▶ _Prompt 1_
Lay out the lines of the listing as a JSON list of strings, one string per line, from the line with "z-axis-label: Z: [12, 562, 21, 576]" to the line with "output-shaft-tip: [880, 322, 886, 332]", both included and blank lines left out.

▶ _Text provided_
————

HTML Reader: Drops any tags inside <pre><code> #5333

sky-y · 2019-02-27T07:28:20Z

pandoc -f html (HTML Reader) drops any tags inside <pre><code>.

I want that it keeps tags inside <pre><code>. How do I fix it?

Version

macOS Mojave 10.14

$ pandoc -v
pandoc 2.6
Compiled with pandoc-types 1.17.5.4, texmath 0.11.2, skylighting 0.7.5

Example: Current (v2.6)

————

▶ _Supplied information_
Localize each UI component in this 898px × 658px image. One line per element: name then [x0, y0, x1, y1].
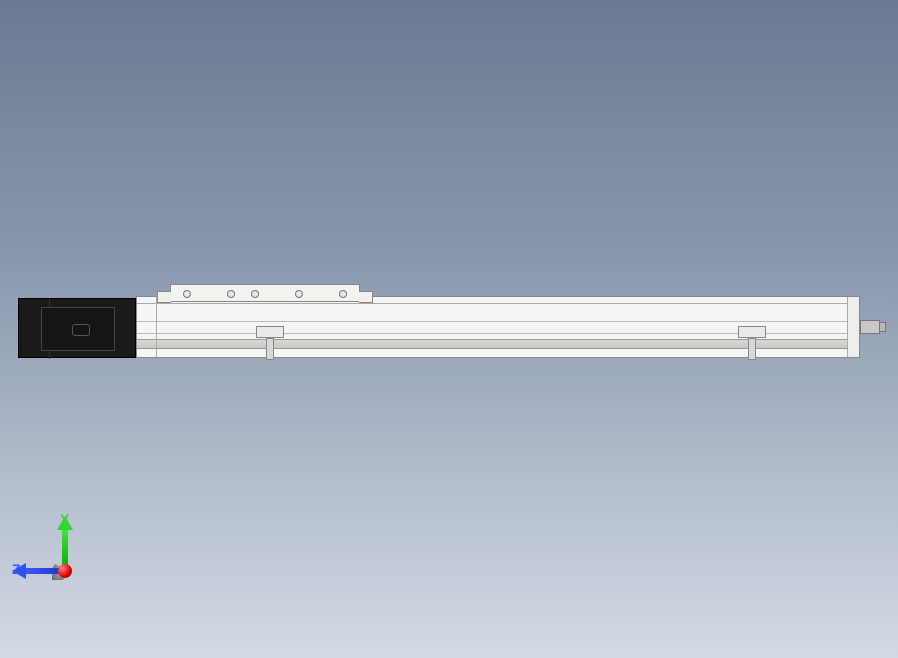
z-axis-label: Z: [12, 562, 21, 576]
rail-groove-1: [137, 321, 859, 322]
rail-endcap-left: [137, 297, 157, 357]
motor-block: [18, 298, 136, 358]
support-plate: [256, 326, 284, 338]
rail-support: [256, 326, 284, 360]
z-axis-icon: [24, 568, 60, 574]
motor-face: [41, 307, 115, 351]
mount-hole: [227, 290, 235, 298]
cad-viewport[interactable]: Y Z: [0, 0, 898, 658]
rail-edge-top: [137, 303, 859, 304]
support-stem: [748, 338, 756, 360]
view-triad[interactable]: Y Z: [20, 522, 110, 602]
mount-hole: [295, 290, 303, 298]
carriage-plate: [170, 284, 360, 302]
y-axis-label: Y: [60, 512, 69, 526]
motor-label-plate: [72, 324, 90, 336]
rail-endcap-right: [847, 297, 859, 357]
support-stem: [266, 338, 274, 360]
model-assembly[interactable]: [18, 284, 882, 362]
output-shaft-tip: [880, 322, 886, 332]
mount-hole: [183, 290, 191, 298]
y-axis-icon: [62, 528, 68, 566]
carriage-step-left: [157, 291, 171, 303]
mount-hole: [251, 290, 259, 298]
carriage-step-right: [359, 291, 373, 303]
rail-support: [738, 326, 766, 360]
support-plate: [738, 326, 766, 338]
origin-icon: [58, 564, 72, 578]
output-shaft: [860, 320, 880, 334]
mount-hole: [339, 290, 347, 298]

————

▶ _Prompt 2_
Transcribe the pandoc issue from "I want that" to "Example: Current (v2.6)".

▶ _Full response 1_
[
  "z-axis-label: Z: [12, 562, 21, 576]",
  "rail-groove-1: [137, 321, 859, 322]",
  "rail-endcap-left: [137, 297, 157, 357]",
  "motor-block: [18, 298, 136, 358]",
  "support-plate: [256, 326, 284, 338]",
  "rail-support: [256, 326, 284, 360]",
  "z-axis-icon: [24, 568, 60, 574]",
  "motor-face: [41, 307, 115, 351]",
  "mount-hole: [227, 290, 235, 298]",
  "cad-viewport[interactable]: Y Z: [0, 0, 898, 658]",
  "rail-edge-top: [137, 303, 859, 304]",
  "support-stem: [748, 338, 756, 360]",
  "view-triad[interactable]: Y Z: [20, 522, 110, 602]",
  "mount-hole: [295, 290, 303, 298]",
  "carriage-plate: [170, 284, 360, 302]",
  "y-axis-label: Y: [60, 512, 69, 526]",
  "motor-label-plate: [72, 324, 90, 336]",
  "rail-endcap-right: [847, 297, 859, 357]",
  "support-stem: [266, 338, 274, 360]",
  "model-assembly[interactable]: [18, 284, 882, 362]",
  "output-shaft-tip: [880, 322, 886, 332]"
]

▶ _Full response 2_
I want that it keeps tags inside <pre><code>. How do I fix it?

Version

macOS Mojave 10.14

$ pandoc -v
pandoc 2.6
Compiled with pandoc-types 1.17.5.4, texmath 0.11.2, skylighting 0.7.5

Example: Current (v2.6)